• **WORKING DATA**
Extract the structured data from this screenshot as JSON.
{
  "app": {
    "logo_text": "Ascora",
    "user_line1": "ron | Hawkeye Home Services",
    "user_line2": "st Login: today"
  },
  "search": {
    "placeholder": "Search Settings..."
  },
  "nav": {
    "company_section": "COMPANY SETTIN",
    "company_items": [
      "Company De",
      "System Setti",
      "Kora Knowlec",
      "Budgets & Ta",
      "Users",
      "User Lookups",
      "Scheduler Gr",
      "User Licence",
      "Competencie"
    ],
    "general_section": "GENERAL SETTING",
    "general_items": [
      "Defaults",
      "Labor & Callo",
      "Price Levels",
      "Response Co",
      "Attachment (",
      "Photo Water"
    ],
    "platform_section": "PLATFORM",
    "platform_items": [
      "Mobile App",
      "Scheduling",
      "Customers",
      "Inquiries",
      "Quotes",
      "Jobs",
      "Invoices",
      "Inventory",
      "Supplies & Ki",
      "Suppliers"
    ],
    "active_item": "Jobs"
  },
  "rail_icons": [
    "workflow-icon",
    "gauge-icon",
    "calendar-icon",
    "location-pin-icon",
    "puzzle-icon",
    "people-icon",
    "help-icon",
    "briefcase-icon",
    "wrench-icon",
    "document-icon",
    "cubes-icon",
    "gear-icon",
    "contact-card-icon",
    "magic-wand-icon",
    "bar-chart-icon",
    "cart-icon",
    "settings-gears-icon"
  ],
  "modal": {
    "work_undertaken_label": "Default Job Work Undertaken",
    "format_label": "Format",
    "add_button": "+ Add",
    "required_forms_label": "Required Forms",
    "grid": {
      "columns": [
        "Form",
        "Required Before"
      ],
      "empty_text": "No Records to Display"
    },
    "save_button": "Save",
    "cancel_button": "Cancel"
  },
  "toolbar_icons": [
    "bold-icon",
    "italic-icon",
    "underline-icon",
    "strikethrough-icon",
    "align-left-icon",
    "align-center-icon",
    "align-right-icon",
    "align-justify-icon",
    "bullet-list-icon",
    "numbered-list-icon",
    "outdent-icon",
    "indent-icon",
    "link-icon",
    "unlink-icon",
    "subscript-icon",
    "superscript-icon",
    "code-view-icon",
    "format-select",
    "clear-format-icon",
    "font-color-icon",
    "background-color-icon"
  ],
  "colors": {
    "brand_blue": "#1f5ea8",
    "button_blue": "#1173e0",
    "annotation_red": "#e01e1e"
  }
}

• **EXERCISE**
Reproduce the entire listing word for word.

• **ANSWER**
Extract the structured data from this screenshot as JSON.
{
  "app": {
    "logo_text": "Ascora",
    "user_line1": "ron | Hawkeye Home Services",
    "user_line2": "st Login: today"
  },
  "search": {
    "placeholder": "Search Settings..."
  },
  "nav": {
    "company_section": "COMPANY SETTIN",
    "company_items": [
      "Company De",
      "System Setti",
      "Kora Knowlec",
      "Budgets & Ta",
      "Users",
      "User Lookups",
      "Scheduler Gr",
      "User Licence",
      "Competencie"
    ],
    "general_section": "GENERAL SETTING",
    "general_items": [
      "Defaults",
      "Labor & Callo",
      "Price Levels",
      "Response Co",
      "Attachment (",
      "Photo Water"
    ],
    "platform_section": "PLATFORM",
    "platform_items": [
      "Mobile App",
      "Scheduling",
      "Customers",
      "Inquiries",
      "Quotes",
      "Jobs",
      "Invoices",
      "Inventory",
      "Supplies & Ki",
      "Suppliers"
    ],
    "active_item": "Jobs"
  },
  "rail_icons": [
    "workflow-icon",
    "gauge-icon",
    "calendar-icon",
    "location-pin-icon",
    "puzzle-icon",
    "people-icon",
    "help-icon",
    "briefcase-icon",
    "wrench-icon",
    "document-icon",
    "cubes-icon",
    "gear-icon",
    "contact-card-icon",
    "magic-wand-icon",
    "bar-chart-icon",
    "cart-icon",
    "settings-gears-icon"
  ],
  "modal": {
    "work_undertaken_label": "Default Job Work Undertaken",
    "format_label": "Format",
    "add_button": "+ Add",
    "required_forms_label": "Required Forms",
    "grid": {
      "columns": [
        "Form",
        "Required Before"
      ],
      "empty_text": "No Records to Display"
    },
    "save_button": "Save",
    "cancel_button": "Cancel"
  },
  "toolbar_icons": [
    "bold-icon",
    "italic-icon",
    "underline-icon",
    "strikethrough-icon",
    "align-left-icon",
    "align-center-icon",
    "align-right-icon",
    "align-justify-icon",
    "bullet-list-icon",
    "numbered-list-icon",
    "outdent-icon",
    "indent-icon",
    "link-icon",
    "unlink-icon",
    "subscript-icon",
    "superscript-icon",
    "code-view-icon",
    "format-select",
    "clear-format-icon",
    "font-color-icon",
    "background-color-icon"
  ],
  "colors": {
    "brand_blue": "#1f5ea8",
    "button_blue": "#1173e0",
    "annotation_red": "#e01e1e"
  }
}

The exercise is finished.